◆ Consigne 1
Répondez à ces questions sur la discussion à propos de l'iPod classic :
(a) D'après le premier message, à quelle vitesse l'iPod passe-t-il d'une chanson à l'autre ?
(b) Que se passe-t-il quand le bouton hold est activé ?
(c) Selon Larme, quelle pièce pose problème ?
◆ Consigne 2
Dans la discussion sur l'iPod classic, listez tous les problèmes que lexdu44 décrit dans son premier message.
◆ Consigne 3
Prolongez la discussion sur l'iPod classic qui change de chanson tout seul, à la suite du dernier message.

◆ Document
####
# iPod classic 80gb change de chanson tout seul !



## lexdu44 (12 Juillet 2011)

*Bonjour à tous !
*​
Depuis quelques jours,  j'ai remarqué que mon iPod changeait de chanson tout seul a une vitesse très rapide (de la 1 à la 50 en moins de 20 secondes !) je n'appuie pourtant sur aucun bouton .. De plus , lorsque j'active le bouton hold, l'ipod ne change plus de chanson et la lecture se fait normalement 

Cependant,  j'ai aussi un problème au niveau du hold , en effet , ce dernier ne s'active plus que très rarement ! 

Aussi, si je n'active pas hold , il arrive à mon iPod de s'allumer tout seul .. Que dois-je faire s'il vous plait , pouvez-vous m'aider ?


----------



## lexdu44 (13 Juillet 2011)

Up ... !


----------



## Larme (13 Juillet 2011)

Je pense que la molette déconne et fait que tu appuies sur Next à chaque fois, le bouton hold permettant d'empêcher cela...
####
◆ Données fournies
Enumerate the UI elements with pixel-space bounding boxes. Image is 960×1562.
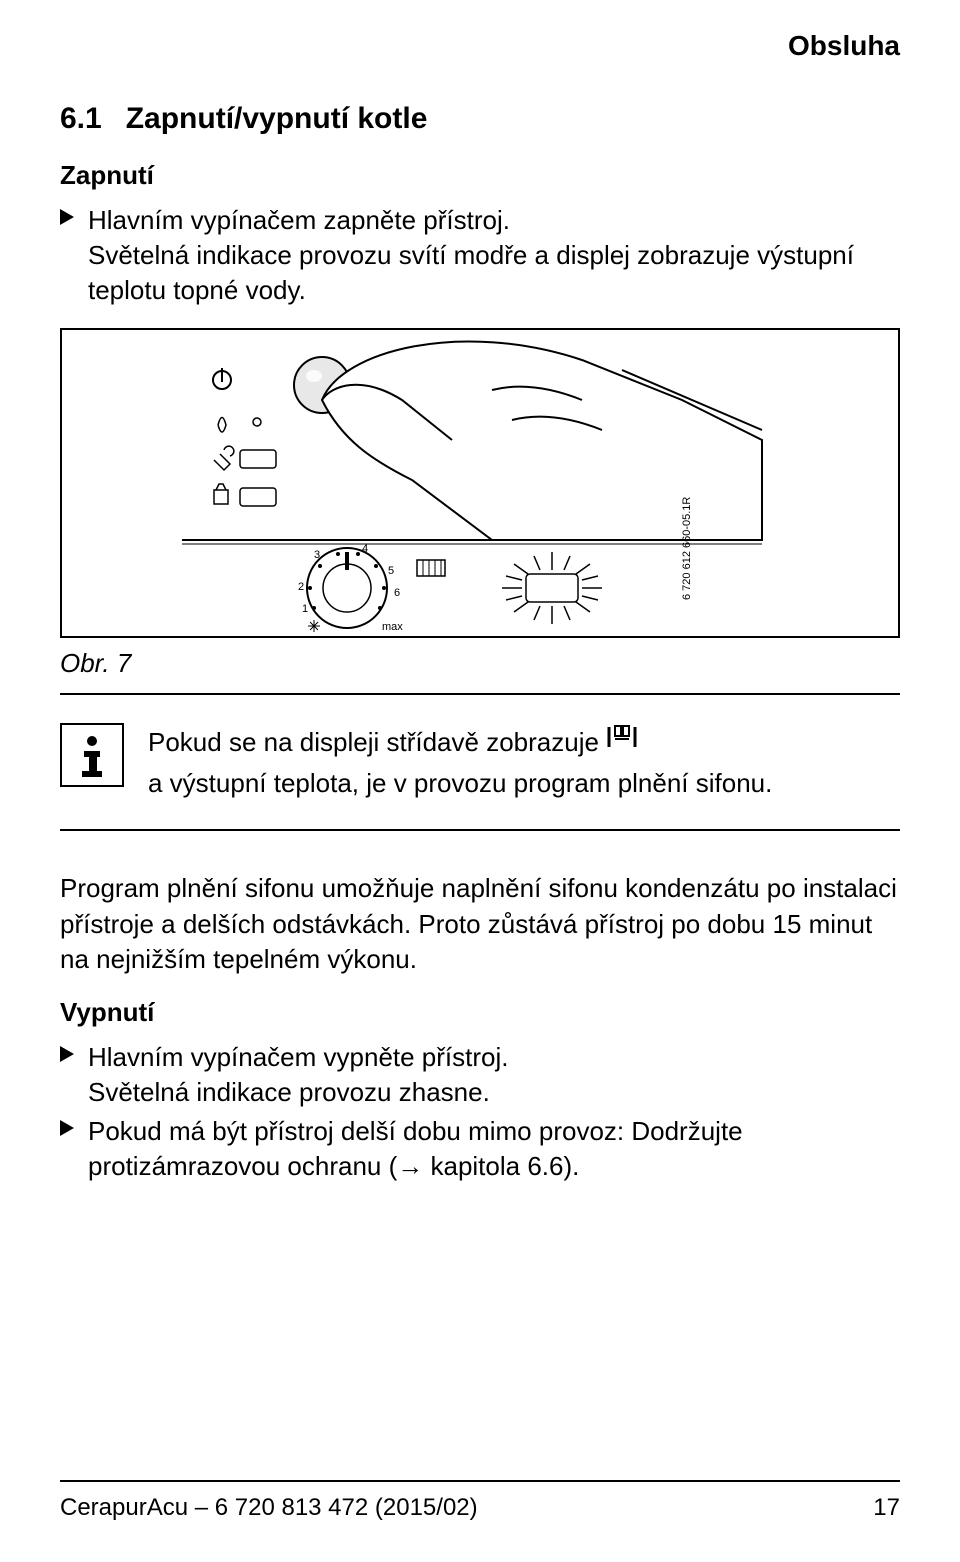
dial-label-4: 4 (362, 543, 368, 555)
dial-label-6: 6 (394, 587, 400, 599)
footer-left: CerapurAcu – 6 720 813 472 (2015/02) (60, 1494, 478, 1522)
display-starburst-icon (502, 552, 602, 624)
info-text-b: a výstupní teplota, je v provozu program… (148, 766, 772, 801)
bullet-text-cont: Světelná indikace provozu svítí modře a … (88, 240, 854, 305)
subheading-zapnuti: Zapnutí (60, 160, 900, 191)
body-para-1: Program plnění sifonu umožňuje naplnění … (60, 871, 900, 976)
triangle-bullet-icon (60, 1046, 76, 1062)
bullet-text-cont: Světelná indikace provozu zhasne. (88, 1077, 490, 1107)
dial-label-2: 2 (298, 581, 304, 593)
section-title: 6.1 Zapnutí/vypnutí kotle (60, 102, 900, 136)
dial-label-max: max (382, 621, 403, 633)
page-header-title: Obsluha (60, 30, 900, 62)
icon-column (213, 368, 276, 506)
radiator-icon (417, 560, 445, 576)
info-icon (60, 723, 124, 787)
info-text-a: Pokud se na displeji střídavě zobrazuje (148, 725, 599, 760)
bullet-text: Hlavním vypínačem vypněte přístroj. (88, 1042, 509, 1072)
bullet-vypnuti-1: Hlavním vypínačem vypněte přístroj. Svět… (60, 1040, 900, 1110)
section-title-text: Zapnutí/vypnutí kotle (126, 102, 428, 135)
dial-label-1: 1 (302, 603, 308, 615)
dial-label-5: 5 (388, 565, 394, 577)
figure-side-code: 6 720 612 660-05.1R (681, 497, 693, 600)
info-text: Pokud se na displeji střídavě zobrazuje … (148, 723, 900, 801)
bullet-text: Pokud má být přístroj delší dobu mimo pr… (88, 1116, 743, 1181)
figure-caption: Obr. 7 (60, 648, 900, 679)
bullet-zapnuti-1: Hlavním vypínačem zapněte přístroj. Svět… (60, 203, 900, 308)
siphon-symbol-icon (605, 723, 639, 760)
subheading-vypnuti: Vypnutí (60, 997, 900, 1028)
info-block: Pokud se na displeji střídavě zobrazuje … (60, 693, 900, 831)
figure-7-svg: 1 2 3 4 5 6 max (62, 330, 898, 636)
dial-label-3: 3 (314, 549, 320, 561)
hand-icon (322, 342, 762, 541)
bullet-text: Hlavním vypínačem zapněte přístroj. (88, 205, 510, 235)
page-footer: CerapurAcu – 6 720 813 472 (2015/02) 17 (60, 1480, 900, 1522)
bullet-vypnuti-2: Pokud má být přístroj delší dobu mimo pr… (60, 1114, 900, 1184)
triangle-bullet-icon (60, 209, 76, 225)
section-number: 6.1 (60, 102, 102, 135)
triangle-bullet-icon (60, 1120, 76, 1136)
footer-page-number: 17 (873, 1494, 900, 1522)
figure-7: 1 2 3 4 5 6 max (60, 328, 900, 638)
####
◆ Réponse attendue 1
(a) De la 1 à la 50 en moins de 20 secondes.
(b) L'iPod ne change plus de chanson et la lecture se fait normalement.
(c) La molette.

◆ Réponse attendue 2
- L'iPod change de chanson tout seul, très vite, sans qu'on appuie sur un bouton.
- Le bouton hold ne s'active plus que très rarement.
- Sans hold, l'iPod s'allume tout seul.

◆ Réponse attendue 3
Des problèmes physiques en soi, je pense...


----------



## lexdu44 (13 Juillet 2011)

Merci pour ta réponse !
Que dois-je faire ? le faire réparer ou en acheter un nouveau ?


----------



## Anonyme (19 Juillet 2011)

Salut,

La molette peut se changer.
Pas mal de sites proposent différents forfaits pour la réparation des Ibidules.

Si jamais tu souhaites le faire toi même, tu peux également commander via ces  site la molette et le kit de démontage pour IPod.

Seb.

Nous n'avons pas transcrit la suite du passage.